> Objective: Say how many lines contain the word "Murid" and give no other text.

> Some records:
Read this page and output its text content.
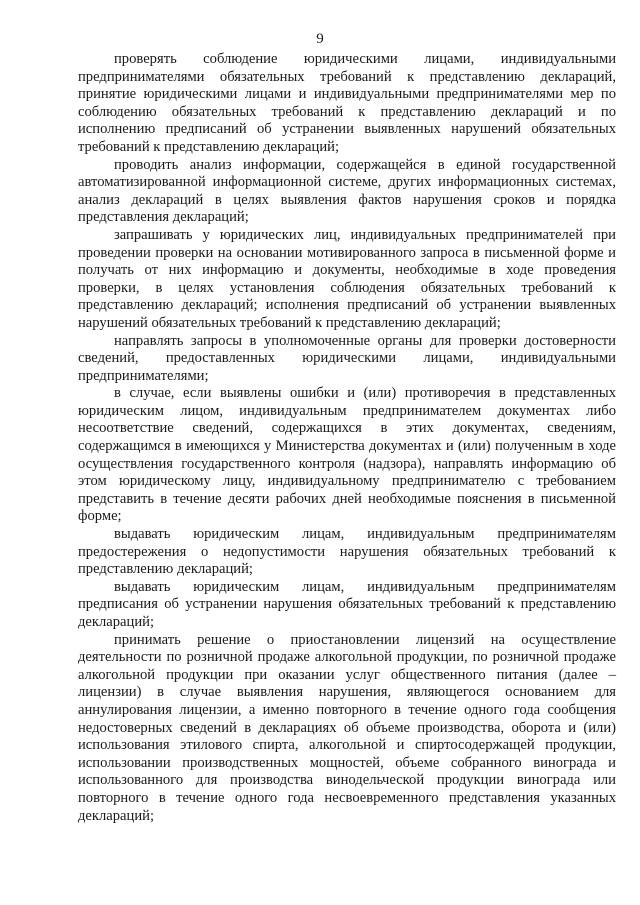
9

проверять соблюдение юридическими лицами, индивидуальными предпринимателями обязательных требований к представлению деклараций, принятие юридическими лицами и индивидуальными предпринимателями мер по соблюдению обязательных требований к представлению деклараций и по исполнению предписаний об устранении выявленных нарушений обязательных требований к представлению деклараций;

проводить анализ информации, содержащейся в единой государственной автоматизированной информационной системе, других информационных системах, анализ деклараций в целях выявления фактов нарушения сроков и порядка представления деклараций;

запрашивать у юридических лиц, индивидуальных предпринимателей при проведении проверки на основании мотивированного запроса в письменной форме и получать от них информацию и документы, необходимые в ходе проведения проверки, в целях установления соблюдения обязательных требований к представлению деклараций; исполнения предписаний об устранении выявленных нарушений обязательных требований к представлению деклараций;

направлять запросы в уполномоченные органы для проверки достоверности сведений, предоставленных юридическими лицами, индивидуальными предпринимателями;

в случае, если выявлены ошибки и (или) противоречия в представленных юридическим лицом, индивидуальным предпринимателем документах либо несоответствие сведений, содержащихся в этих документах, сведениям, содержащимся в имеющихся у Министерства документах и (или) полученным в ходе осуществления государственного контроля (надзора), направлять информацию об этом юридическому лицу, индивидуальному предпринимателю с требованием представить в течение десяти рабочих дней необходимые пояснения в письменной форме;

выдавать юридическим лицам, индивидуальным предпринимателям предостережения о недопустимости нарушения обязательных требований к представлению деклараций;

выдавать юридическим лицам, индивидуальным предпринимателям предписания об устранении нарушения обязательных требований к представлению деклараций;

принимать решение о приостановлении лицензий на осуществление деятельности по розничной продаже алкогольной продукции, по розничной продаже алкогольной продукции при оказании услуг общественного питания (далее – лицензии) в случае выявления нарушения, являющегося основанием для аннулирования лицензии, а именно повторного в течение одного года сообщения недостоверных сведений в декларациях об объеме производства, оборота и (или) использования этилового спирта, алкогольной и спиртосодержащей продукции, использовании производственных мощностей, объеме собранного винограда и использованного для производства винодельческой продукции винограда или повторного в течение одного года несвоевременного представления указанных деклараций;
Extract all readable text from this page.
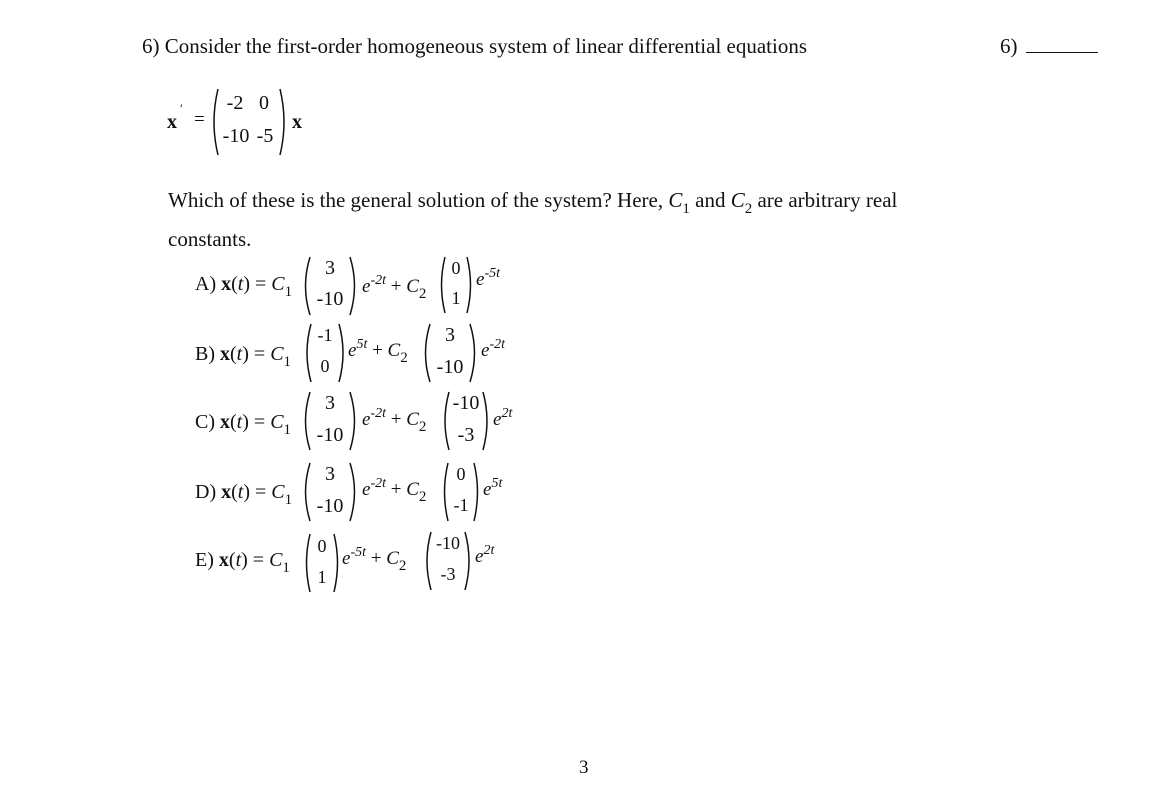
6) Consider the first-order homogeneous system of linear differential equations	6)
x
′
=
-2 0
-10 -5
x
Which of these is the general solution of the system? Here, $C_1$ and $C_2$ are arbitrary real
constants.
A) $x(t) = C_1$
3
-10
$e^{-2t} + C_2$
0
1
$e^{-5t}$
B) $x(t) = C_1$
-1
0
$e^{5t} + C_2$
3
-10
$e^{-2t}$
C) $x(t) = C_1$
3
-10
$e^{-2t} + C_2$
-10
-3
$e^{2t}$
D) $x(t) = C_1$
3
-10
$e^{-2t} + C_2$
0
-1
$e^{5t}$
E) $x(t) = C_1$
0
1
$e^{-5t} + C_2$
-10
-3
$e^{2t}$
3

--

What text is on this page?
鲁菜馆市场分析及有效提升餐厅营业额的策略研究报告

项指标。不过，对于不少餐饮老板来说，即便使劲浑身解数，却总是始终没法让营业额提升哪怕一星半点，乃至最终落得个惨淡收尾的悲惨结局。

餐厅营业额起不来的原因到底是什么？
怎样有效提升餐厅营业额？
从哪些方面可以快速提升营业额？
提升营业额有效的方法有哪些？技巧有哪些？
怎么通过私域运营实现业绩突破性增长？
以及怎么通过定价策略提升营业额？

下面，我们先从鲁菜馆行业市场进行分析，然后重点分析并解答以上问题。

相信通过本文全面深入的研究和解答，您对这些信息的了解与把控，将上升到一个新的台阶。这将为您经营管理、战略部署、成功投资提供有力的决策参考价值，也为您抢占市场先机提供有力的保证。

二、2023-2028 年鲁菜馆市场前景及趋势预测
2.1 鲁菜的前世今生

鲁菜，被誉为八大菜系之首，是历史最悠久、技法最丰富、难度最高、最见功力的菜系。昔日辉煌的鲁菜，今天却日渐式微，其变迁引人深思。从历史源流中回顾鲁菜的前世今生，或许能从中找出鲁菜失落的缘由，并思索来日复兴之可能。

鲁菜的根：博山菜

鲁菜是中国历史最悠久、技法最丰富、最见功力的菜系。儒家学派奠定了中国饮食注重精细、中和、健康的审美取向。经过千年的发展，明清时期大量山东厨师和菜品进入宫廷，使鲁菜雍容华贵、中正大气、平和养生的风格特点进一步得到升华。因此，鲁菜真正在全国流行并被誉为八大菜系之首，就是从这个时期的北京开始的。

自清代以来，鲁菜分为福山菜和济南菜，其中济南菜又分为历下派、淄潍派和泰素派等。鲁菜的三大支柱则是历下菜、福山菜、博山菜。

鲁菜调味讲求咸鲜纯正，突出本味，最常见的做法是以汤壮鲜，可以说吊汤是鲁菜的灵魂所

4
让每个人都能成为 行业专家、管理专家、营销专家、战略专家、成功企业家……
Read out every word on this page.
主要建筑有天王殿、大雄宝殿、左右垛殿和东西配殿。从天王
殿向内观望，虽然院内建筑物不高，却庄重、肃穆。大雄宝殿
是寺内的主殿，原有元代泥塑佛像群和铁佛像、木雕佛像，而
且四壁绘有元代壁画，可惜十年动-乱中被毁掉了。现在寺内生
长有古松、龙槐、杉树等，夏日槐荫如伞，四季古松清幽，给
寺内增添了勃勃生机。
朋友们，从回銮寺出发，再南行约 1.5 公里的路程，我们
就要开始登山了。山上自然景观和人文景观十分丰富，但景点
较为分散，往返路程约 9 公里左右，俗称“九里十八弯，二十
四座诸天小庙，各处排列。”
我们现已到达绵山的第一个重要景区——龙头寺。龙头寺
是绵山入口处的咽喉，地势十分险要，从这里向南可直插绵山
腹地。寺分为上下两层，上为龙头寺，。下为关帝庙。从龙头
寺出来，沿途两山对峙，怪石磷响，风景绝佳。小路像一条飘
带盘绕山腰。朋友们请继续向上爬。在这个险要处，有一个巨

...

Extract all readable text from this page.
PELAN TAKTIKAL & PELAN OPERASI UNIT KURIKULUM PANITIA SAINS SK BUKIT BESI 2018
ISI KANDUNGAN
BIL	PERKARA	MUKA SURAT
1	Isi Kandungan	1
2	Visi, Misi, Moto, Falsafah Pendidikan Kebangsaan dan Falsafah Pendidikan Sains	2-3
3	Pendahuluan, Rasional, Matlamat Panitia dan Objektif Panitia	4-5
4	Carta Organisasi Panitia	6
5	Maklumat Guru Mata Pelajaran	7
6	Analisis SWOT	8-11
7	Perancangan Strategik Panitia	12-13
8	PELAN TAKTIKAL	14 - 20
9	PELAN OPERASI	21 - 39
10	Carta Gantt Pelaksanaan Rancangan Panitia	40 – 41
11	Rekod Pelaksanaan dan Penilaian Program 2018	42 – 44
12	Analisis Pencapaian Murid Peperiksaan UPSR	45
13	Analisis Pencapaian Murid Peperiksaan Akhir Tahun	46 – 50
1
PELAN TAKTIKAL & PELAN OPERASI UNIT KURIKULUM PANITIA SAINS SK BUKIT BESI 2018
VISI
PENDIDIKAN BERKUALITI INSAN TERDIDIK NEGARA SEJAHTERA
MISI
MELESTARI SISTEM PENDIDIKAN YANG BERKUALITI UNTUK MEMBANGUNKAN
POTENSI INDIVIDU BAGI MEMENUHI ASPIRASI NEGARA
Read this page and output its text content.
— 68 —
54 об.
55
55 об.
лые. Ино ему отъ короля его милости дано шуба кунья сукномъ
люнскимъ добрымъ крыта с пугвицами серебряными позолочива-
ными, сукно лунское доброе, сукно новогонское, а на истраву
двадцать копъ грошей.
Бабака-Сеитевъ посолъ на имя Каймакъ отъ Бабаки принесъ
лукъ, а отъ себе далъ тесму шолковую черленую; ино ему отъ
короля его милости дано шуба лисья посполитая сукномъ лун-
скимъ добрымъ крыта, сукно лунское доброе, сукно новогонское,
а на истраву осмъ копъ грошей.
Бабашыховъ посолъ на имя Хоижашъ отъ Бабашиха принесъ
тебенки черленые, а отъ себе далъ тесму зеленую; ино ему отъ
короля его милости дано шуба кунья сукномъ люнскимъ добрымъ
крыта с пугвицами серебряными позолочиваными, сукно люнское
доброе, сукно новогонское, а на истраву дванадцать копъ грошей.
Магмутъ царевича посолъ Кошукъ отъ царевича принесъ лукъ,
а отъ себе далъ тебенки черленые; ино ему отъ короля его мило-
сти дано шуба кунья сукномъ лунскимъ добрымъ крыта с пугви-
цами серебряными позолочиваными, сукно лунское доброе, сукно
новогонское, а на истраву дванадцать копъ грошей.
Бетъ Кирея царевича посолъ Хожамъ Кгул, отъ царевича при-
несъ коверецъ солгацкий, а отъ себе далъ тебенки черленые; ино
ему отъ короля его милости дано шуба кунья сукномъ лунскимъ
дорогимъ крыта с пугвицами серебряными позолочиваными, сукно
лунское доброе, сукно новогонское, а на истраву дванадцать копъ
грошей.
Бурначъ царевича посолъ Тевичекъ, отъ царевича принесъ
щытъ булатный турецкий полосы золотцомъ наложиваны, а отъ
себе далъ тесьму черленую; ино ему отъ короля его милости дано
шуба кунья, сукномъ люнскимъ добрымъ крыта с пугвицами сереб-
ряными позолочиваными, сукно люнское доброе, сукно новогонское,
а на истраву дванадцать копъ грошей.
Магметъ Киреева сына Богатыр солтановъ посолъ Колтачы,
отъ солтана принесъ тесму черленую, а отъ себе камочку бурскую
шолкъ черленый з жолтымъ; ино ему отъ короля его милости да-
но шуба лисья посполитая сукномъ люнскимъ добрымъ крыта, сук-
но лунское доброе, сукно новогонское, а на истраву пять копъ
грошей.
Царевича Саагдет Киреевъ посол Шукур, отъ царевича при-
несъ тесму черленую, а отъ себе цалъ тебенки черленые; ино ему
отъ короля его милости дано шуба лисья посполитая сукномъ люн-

> Response for this exercise: 2